# PROVIDED MATERIAL:
^^^^
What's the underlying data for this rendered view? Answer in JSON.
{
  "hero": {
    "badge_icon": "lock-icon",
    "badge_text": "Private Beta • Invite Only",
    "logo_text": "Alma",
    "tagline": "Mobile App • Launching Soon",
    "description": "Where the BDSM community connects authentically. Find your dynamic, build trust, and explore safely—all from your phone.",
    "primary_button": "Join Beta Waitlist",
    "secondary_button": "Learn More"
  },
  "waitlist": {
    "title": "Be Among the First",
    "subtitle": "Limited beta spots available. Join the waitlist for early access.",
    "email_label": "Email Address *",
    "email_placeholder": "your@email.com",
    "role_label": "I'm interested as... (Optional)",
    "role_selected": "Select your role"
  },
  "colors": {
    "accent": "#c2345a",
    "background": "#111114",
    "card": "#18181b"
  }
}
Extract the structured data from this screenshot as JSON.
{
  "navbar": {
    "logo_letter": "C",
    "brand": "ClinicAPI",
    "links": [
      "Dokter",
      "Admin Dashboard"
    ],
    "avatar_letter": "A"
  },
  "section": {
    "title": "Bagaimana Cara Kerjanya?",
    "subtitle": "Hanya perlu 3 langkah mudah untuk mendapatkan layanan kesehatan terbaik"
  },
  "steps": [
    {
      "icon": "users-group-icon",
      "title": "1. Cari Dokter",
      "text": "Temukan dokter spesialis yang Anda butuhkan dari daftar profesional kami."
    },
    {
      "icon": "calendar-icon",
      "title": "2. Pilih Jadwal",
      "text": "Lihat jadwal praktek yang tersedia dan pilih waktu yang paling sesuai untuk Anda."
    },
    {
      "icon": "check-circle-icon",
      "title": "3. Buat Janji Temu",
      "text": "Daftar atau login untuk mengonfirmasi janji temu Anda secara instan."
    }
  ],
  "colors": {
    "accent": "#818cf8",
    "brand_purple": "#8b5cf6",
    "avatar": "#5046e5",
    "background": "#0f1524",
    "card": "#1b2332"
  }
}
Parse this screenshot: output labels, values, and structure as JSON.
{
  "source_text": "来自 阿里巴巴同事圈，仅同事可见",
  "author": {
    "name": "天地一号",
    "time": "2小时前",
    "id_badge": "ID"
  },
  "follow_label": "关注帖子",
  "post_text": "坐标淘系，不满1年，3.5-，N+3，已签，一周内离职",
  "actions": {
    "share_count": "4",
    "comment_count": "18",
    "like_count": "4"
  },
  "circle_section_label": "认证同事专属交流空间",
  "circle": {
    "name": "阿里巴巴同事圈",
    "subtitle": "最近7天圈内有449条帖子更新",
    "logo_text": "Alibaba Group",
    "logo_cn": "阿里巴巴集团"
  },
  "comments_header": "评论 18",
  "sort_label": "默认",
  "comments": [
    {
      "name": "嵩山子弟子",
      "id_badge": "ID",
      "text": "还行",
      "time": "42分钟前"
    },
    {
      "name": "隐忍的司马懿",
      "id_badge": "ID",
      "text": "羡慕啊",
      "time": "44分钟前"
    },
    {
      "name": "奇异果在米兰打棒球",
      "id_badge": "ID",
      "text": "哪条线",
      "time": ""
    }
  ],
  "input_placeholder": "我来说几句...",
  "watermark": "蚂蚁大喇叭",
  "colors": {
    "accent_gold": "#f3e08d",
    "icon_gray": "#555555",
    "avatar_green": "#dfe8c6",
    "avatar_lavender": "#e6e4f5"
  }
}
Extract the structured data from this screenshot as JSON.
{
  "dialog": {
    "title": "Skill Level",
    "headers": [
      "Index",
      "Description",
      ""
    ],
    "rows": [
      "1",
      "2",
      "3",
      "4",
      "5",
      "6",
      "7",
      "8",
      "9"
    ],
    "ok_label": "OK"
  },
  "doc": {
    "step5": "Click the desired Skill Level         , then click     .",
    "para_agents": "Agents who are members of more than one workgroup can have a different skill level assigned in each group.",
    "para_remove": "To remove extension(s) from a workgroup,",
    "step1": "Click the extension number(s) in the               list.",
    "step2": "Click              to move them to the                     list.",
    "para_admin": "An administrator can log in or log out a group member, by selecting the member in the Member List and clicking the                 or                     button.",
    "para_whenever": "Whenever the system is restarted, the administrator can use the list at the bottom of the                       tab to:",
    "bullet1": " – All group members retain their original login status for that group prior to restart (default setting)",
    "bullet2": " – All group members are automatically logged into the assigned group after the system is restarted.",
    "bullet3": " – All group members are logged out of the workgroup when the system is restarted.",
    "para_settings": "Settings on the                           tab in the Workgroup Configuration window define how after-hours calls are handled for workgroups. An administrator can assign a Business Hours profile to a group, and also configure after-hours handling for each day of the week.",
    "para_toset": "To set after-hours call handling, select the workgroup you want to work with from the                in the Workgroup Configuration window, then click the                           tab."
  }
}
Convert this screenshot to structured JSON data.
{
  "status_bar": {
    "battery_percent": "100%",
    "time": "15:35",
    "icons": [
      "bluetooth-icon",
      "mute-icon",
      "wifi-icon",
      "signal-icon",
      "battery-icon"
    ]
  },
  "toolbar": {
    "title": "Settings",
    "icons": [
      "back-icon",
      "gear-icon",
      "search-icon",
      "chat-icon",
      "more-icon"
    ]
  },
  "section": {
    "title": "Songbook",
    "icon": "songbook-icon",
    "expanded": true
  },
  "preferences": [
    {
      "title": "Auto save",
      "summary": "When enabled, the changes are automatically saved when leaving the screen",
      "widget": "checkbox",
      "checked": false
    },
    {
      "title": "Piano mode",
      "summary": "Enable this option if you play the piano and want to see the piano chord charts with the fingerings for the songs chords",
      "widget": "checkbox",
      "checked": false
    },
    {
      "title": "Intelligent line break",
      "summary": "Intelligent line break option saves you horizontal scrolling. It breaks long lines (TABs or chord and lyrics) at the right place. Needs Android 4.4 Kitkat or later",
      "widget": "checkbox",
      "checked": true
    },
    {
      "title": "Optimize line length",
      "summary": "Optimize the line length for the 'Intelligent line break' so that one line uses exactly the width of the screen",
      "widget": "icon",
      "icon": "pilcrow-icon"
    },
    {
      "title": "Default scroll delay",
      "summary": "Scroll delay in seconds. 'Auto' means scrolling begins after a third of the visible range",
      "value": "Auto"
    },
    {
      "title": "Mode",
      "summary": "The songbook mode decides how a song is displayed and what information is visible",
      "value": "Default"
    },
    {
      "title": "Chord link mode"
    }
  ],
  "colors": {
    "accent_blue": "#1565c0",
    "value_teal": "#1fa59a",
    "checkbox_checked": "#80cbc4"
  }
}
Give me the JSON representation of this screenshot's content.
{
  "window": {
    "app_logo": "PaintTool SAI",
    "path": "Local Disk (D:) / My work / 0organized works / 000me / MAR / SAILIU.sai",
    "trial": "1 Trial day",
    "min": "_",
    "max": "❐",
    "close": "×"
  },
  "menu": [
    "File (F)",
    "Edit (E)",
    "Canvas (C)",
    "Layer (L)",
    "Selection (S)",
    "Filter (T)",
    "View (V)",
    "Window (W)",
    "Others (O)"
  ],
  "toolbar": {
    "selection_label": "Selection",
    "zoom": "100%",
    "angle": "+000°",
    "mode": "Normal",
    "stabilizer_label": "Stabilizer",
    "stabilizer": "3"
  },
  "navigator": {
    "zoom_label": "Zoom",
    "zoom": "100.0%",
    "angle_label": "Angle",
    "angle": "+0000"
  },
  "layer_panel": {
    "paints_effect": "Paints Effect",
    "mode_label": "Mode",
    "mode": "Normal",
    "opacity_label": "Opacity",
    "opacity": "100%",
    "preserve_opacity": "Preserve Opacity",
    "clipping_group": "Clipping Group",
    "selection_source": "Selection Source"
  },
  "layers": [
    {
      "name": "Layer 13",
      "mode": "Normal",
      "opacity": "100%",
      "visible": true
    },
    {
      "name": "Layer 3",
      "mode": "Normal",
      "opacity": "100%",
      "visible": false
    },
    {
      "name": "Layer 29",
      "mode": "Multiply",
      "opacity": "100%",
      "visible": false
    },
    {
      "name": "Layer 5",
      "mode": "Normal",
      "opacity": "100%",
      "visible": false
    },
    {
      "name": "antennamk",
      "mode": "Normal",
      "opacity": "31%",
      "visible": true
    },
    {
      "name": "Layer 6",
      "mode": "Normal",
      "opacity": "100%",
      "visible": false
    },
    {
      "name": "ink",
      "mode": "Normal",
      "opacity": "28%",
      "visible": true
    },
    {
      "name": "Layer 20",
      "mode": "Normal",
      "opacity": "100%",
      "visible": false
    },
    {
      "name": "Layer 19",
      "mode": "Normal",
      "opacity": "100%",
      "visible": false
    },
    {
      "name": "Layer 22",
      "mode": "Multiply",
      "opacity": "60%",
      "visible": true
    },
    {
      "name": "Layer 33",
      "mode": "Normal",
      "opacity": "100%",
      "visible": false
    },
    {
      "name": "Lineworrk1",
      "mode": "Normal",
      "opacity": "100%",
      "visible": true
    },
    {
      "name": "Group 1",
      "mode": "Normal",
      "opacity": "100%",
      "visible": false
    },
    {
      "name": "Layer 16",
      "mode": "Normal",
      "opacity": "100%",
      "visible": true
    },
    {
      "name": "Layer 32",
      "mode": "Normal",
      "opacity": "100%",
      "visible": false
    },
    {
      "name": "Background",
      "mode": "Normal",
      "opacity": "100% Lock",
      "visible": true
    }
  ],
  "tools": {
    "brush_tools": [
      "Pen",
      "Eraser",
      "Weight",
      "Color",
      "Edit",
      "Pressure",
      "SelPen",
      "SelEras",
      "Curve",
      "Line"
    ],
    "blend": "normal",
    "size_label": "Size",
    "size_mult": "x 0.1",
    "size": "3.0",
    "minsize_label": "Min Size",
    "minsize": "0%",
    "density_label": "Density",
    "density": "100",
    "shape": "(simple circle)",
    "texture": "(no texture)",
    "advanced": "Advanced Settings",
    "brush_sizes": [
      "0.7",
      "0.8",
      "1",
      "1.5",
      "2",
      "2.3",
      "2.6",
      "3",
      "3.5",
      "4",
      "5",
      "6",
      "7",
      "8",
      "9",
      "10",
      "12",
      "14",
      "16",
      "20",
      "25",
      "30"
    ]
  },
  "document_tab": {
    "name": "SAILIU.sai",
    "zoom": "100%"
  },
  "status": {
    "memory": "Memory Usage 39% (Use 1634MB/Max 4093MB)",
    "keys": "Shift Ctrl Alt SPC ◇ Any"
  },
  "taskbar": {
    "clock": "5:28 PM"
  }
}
^^^^
# EXERCISE DIRECTIONS:
Your task is to pick out every line with the string "Settings" and copy it.

# ANSWER TO THE TASK:
    "para_settings": "Settings on the                           tab in the Workgroup Configuration window define how after-hours calls are handled for workgroups. An administrator can assign a Business Hours profile to a group, and also configure after-hours handling for each day of the week.",
    "title": "Settings",
    "advanced": "Advanced Settings",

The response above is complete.